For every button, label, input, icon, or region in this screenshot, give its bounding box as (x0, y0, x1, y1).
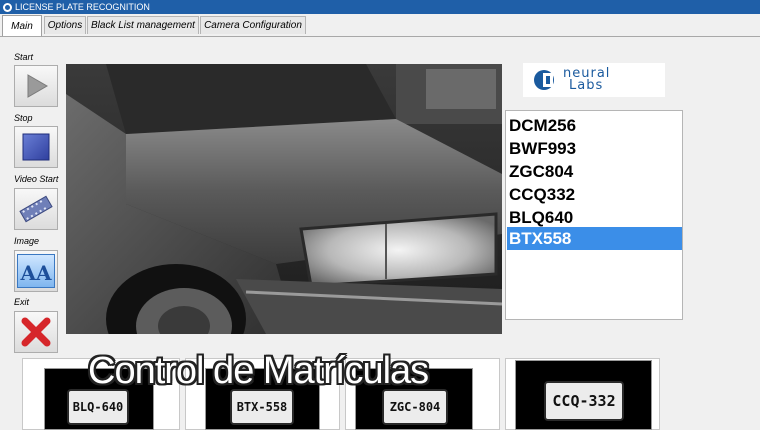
tab-camera-configuration-label: Camera Configuration (204, 20, 302, 31)
font-size-icon-text: AA (20, 261, 52, 285)
thumbnail-plate-text: BLQ-640 (72, 400, 124, 414)
plate-thumbnail-4[interactable]: CCQ-332 (515, 360, 652, 430)
camera-video-feed (66, 64, 502, 334)
detected-plates-list[interactable]: DCM256 BWF993 ZGC804 CCQ332 BLQ640 BTX55… (505, 110, 683, 320)
plate-list-item[interactable]: BWF993 (507, 137, 682, 160)
start-label: Start (14, 52, 34, 62)
stop-label: Stop (14, 113, 33, 123)
play-icon (27, 74, 48, 98)
film-strip-icon (19, 195, 53, 223)
neural-labs-logo: neural Labs (523, 63, 665, 97)
thumbnail-plate-text: CCQ-332 (552, 392, 616, 410)
tab-options-label: Options (47, 20, 83, 31)
image-button[interactable]: AA (14, 250, 58, 292)
car-image (66, 64, 502, 334)
tab-camera-configuration[interactable]: Camera Configuration (200, 16, 306, 34)
neural-labs-logo-icon (534, 70, 554, 90)
stop-icon (22, 133, 50, 161)
logo-line-2: Labs (569, 78, 604, 93)
close-icon (21, 317, 51, 347)
tab-black-list-management[interactable]: Black List management (87, 16, 199, 34)
plate-list-item[interactable]: DCM256 (507, 114, 682, 137)
video-start-label: Video Start (14, 174, 59, 184)
tab-bar: Main Options Black List management Camer… (0, 14, 760, 37)
overlay-caption: Control de Matrículas (88, 350, 429, 392)
app-icon (3, 2, 12, 12)
window-title: LICENSE PLATE RECOGNITION (15, 2, 150, 12)
thumbnail-plate-text: ZGC-804 (389, 400, 441, 414)
font-size-icon: AA (17, 254, 55, 288)
tab-options[interactable]: Options (44, 16, 86, 34)
exit-button[interactable] (14, 311, 58, 353)
image-label: Image (14, 236, 40, 246)
video-start-button[interactable] (14, 188, 58, 230)
title-bar: LICENSE PLATE RECOGNITION (0, 0, 760, 14)
tab-main-label: Main (11, 20, 33, 32)
thumbnail-plate: BTX-558 (230, 389, 294, 425)
tab-main[interactable]: Main (2, 15, 42, 36)
plate-list-item[interactable]: ZGC804 (507, 160, 682, 183)
exit-label: Exit (14, 297, 30, 307)
thumbnail-plate: CCQ-332 (544, 381, 624, 421)
start-button[interactable] (14, 65, 58, 107)
plate-list-item[interactable]: CCQ332 (507, 183, 682, 206)
thumbnail-plate-text: BTX-558 (236, 400, 288, 414)
thumbnail-plate: ZGC-804 (382, 389, 448, 425)
plate-list-item-selected[interactable]: BTX558 (507, 227, 682, 250)
tab-black-list-label: Black List management (91, 20, 195, 31)
stop-button[interactable] (14, 126, 58, 168)
plate-list-item[interactable]: BLQ640 (507, 206, 682, 229)
thumbnail-plate: BLQ-640 (67, 389, 129, 425)
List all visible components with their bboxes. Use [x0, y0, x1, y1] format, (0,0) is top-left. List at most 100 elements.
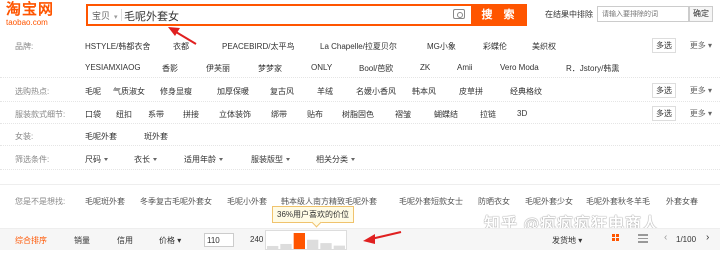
detail-multi-select-button[interactable]: 多选 [652, 106, 676, 121]
hot-item[interactable]: 韩本风 [412, 86, 436, 97]
women-item[interactable]: 毛呢外套 [85, 131, 117, 142]
brand-item[interactable]: 美织权 [532, 41, 556, 52]
women-item[interactable]: 斑外套 [144, 131, 168, 142]
caret-down-icon [104, 158, 108, 162]
suggestion-item[interactable]: 毛呢斑外套 [85, 196, 125, 207]
suggestion-item[interactable]: 毛呢小外套 [227, 196, 267, 207]
brand-item[interactable]: 梦梦家 [258, 63, 282, 74]
hot-item[interactable]: 修身显瘦 [160, 86, 192, 97]
brand-item[interactable]: 香影 [162, 63, 178, 74]
brand-item[interactable]: PEACEBIRD/太平鸟 [222, 41, 294, 52]
hot-item[interactable]: 名媛小香风 [356, 86, 396, 97]
hot-item[interactable]: 羊绒 [317, 86, 333, 97]
price-tooltip: 36%用户喜欢的价位 [272, 206, 355, 223]
sort-sales[interactable]: 销量 [74, 235, 90, 246]
suggestion-item[interactable]: 冬季复古毛呢外套女 [140, 196, 212, 207]
hot-item[interactable]: 毛呢 [85, 86, 101, 97]
hot-more-button[interactable]: 更多 ▾ [690, 85, 712, 96]
brand-item[interactable]: Vero Moda [500, 63, 539, 72]
detail-item[interactable]: 纽扣 [116, 109, 132, 120]
detail-item[interactable]: 系带 [148, 109, 164, 120]
size-dropdown[interactable]: 尺码 [85, 154, 108, 165]
search-box[interactable]: 宝贝 ▾ 毛呢外套女 [86, 4, 473, 26]
exclude-input[interactable] [597, 6, 689, 22]
category-dropdown[interactable]: 相关分类 [316, 154, 355, 165]
logo-domain: taobao.com [6, 18, 48, 27]
brand-item[interactable]: Amii [457, 63, 473, 72]
sort-price-label: 价格 [159, 236, 175, 245]
size-dropdown-label: 尺码 [85, 155, 101, 164]
detail-item[interactable]: 绑带 [271, 109, 287, 120]
brand-item[interactable]: Bool/芭欧 [359, 63, 393, 74]
brand-item[interactable]: ONLY [311, 63, 332, 72]
search-type-select[interactable]: 宝贝 ▾ [92, 9, 118, 22]
brand-item[interactable]: R．Jstory/韩熏 [566, 63, 619, 74]
brand-item[interactable]: HSTYLE/韩都衣舍 [85, 41, 150, 52]
suggestion-item[interactable]: 毛呢外套秋冬羊毛 [586, 196, 650, 207]
detail-item[interactable]: 蝴蝶结 [434, 109, 458, 120]
list-view-icon[interactable] [638, 234, 648, 244]
hot-multi-select-button[interactable]: 多选 [652, 83, 676, 98]
suggestion-item[interactable]: 外套女春 [666, 196, 698, 207]
length-dropdown-label: 衣长 [134, 155, 150, 164]
brand-item[interactable]: La Chapelle/拉夏贝尔 [320, 41, 397, 52]
suggestion-item[interactable]: 毛呢外套少女 [525, 196, 573, 207]
brand-item[interactable]: YESIAMXIAOG [85, 63, 141, 72]
brand-item[interactable]: ZK [420, 63, 430, 72]
detail-item[interactable]: 拉链 [480, 109, 496, 120]
detail-item[interactable]: 3D [517, 109, 527, 118]
prev-page-icon[interactable]: ‹ [664, 232, 667, 243]
detail-item[interactable]: 褶皱 [395, 109, 411, 120]
detail-item[interactable]: 立体装饰 [219, 109, 251, 120]
grid-view-icon[interactable] [612, 234, 622, 244]
sort-price[interactable]: 价格 ▾ [159, 235, 181, 246]
age-dropdown-label: 适用年龄 [184, 155, 216, 164]
brand-item[interactable]: MG小象 [427, 41, 456, 52]
caret-down-icon [153, 158, 157, 162]
next-page-icon[interactable]: › [706, 232, 709, 243]
hot-item[interactable]: 复古风 [270, 86, 294, 97]
detail-item[interactable]: 拼接 [183, 109, 199, 120]
suggestion-item[interactable]: 毛呢外套短款女士 [399, 196, 463, 207]
length-dropdown[interactable]: 衣长 [134, 154, 157, 165]
search-button[interactable]: 搜 索 [473, 4, 527, 26]
women-filter-key: 女装: [15, 132, 34, 141]
sort-default[interactable]: 综合排序 [15, 235, 47, 246]
brand-item[interactable]: 伊芙丽 [206, 63, 230, 74]
ship-from-dropdown[interactable]: 发货地 ▾ [552, 235, 582, 246]
hot-item[interactable]: 加厚保暖 [217, 86, 249, 97]
price-distribution-chart[interactable] [265, 230, 347, 250]
price-distribution-svg [267, 233, 345, 249]
hot-item[interactable]: 皮草拼 [459, 86, 483, 97]
price-min-input[interactable]: 110 [204, 233, 234, 247]
chevron-down-icon: ▾ [114, 14, 118, 21]
price-distribution-bar [267, 245, 279, 249]
suggestion-item[interactable]: 防晒衣女 [478, 196, 510, 207]
taobao-logo[interactable]: 淘宝网 taobao.com [6, 2, 54, 28]
age-dropdown[interactable]: 适用年龄 [184, 154, 223, 165]
hot-item[interactable]: 气质淑女 [113, 86, 145, 97]
criteria-filter-key: 筛选条件: [15, 155, 50, 164]
detail-more-label: 更多 [689, 109, 706, 118]
search-type-label: 宝贝 [92, 11, 111, 21]
sort-credit[interactable]: 信用 [117, 235, 133, 246]
brand-item[interactable]: 彩蝶伦 [483, 41, 507, 52]
detail-item[interactable]: 贴布 [307, 109, 323, 120]
price-distribution-bar [280, 243, 292, 249]
price-max-value[interactable]: 240 [250, 235, 263, 244]
hot-item[interactable]: 经典格纹 [510, 86, 542, 97]
ship-from-label: 发货地 [552, 236, 576, 245]
brand-more-button[interactable]: 更多 ▾ [690, 40, 712, 51]
fit-dropdown[interactable]: 服装版型 [251, 154, 290, 165]
detail-item[interactable]: 口袋 [85, 109, 101, 120]
page-indicator: 1/100 [676, 235, 697, 244]
detail-more-button[interactable]: 更多 ▾ [690, 108, 712, 119]
exclude-confirm-button[interactable]: 确定 [689, 6, 713, 22]
detail-filter-row: 服装款式细节: 口袋 纽扣 系带 拼接 立体装饰 绑带 贴布 树脂固色 褶皱 蝴… [0, 102, 720, 124]
brand-multi-select-button[interactable]: 多选 [652, 38, 676, 53]
criteria-filter-row: 筛选条件: 尺码 衣长 适用年龄 服装版型 相关分类 [0, 146, 720, 170]
brand-item[interactable]: 衣都 [173, 41, 189, 52]
detail-item[interactable]: 树脂固色 [342, 109, 374, 120]
hot-more-label: 更多 [689, 86, 706, 95]
camera-icon[interactable] [453, 9, 465, 19]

———

EXERCISE TASK: Copy the lines above starting at the one containing "106, 676, 121]" and ending at the one containing "brand-item[interactable]: YESIAMXIAOG [85, 63, 141, 72]", both included, with nothing changed.

SOLUTION FOR THIS TASK:
detail-multi-select-button[interactable]: 多选 [652, 106, 676, 121]
hot-item[interactable]: 韩本风 [412, 86, 436, 97]
women-item[interactable]: 毛呢外套 [85, 131, 117, 142]
brand-item[interactable]: 美织权 [532, 41, 556, 52]
women-item[interactable]: 斑外套 [144, 131, 168, 142]
caret-down-icon [104, 158, 108, 162]
suggestion-item[interactable]: 毛呢斑外套 [85, 196, 125, 207]
suggestion-item[interactable]: 毛呢小外套 [227, 196, 267, 207]
brand-item[interactable]: 梦梦家 [258, 63, 282, 74]
hot-item[interactable]: 修身显瘦 [160, 86, 192, 97]
brand-item[interactable]: 香影 [162, 63, 178, 74]
brand-item[interactable]: PEACEBIRD/太平鸟 [222, 41, 294, 52]
hot-item[interactable]: 名媛小香风 [356, 86, 396, 97]
hot-item[interactable]: 羊绒 [317, 86, 333, 97]
price-tooltip: 36%用户喜欢的价位 [272, 206, 355, 223]
sort-sales[interactable]: 销量 [74, 235, 90, 246]
suggestion-item[interactable]: 冬季复古毛呢外套女 [140, 196, 212, 207]
hot-item[interactable]: 毛呢 [85, 86, 101, 97]
hot-more-button[interactable]: 更多 ▾ [690, 85, 712, 96]
brand-item[interactable]: Vero Moda [500, 63, 539, 72]
detail-item[interactable]: 纽扣 [116, 109, 132, 120]
detail-item[interactable]: 系带 [148, 109, 164, 120]
size-dropdown[interactable]: 尺码 [85, 154, 108, 165]
search-box[interactable]: 宝贝 ▾ 毛呢外套女 [86, 4, 473, 26]
exclude-input[interactable] [597, 6, 689, 22]
category-dropdown[interactable]: 相关分类 [316, 154, 355, 165]
logo-domain: taobao.com [6, 18, 48, 27]
brand-item[interactable]: Amii [457, 63, 473, 72]
sort-price-label: 价格 [159, 236, 175, 245]
size-dropdown-label: 尺码 [85, 155, 101, 164]
detail-item[interactable]: 绑带 [271, 109, 287, 120]
brand-item[interactable]: Bool/芭欧 [359, 63, 393, 74]
brand-item[interactable]: ONLY [311, 63, 332, 72]
search-type-select[interactable]: 宝贝 ▾ [92, 9, 118, 22]
brand-item[interactable]: R．Jstory/韩熏 [566, 63, 619, 74]
brand-item[interactable]: HSTYLE/韩都衣舍 [85, 41, 150, 52]
suggestion-item[interactable]: 毛呢外套秋冬羊毛 [586, 196, 650, 207]
detail-item[interactable]: 蝴蝶结 [434, 109, 458, 120]
list-view-icon[interactable] [638, 234, 648, 244]
hot-multi-select-button[interactable]: 多选 [652, 83, 676, 98]
suggestion-item[interactable]: 外套女春 [666, 196, 698, 207]
length-dropdown-label: 衣长 [134, 155, 150, 164]
brand-item[interactable]: La Chapelle/拉夏贝尔 [320, 41, 397, 52]
suggestion-item[interactable]: 毛呢外套少女 [525, 196, 573, 207]
brand-item[interactable]: YESIAMXIAOG [85, 63, 141, 72]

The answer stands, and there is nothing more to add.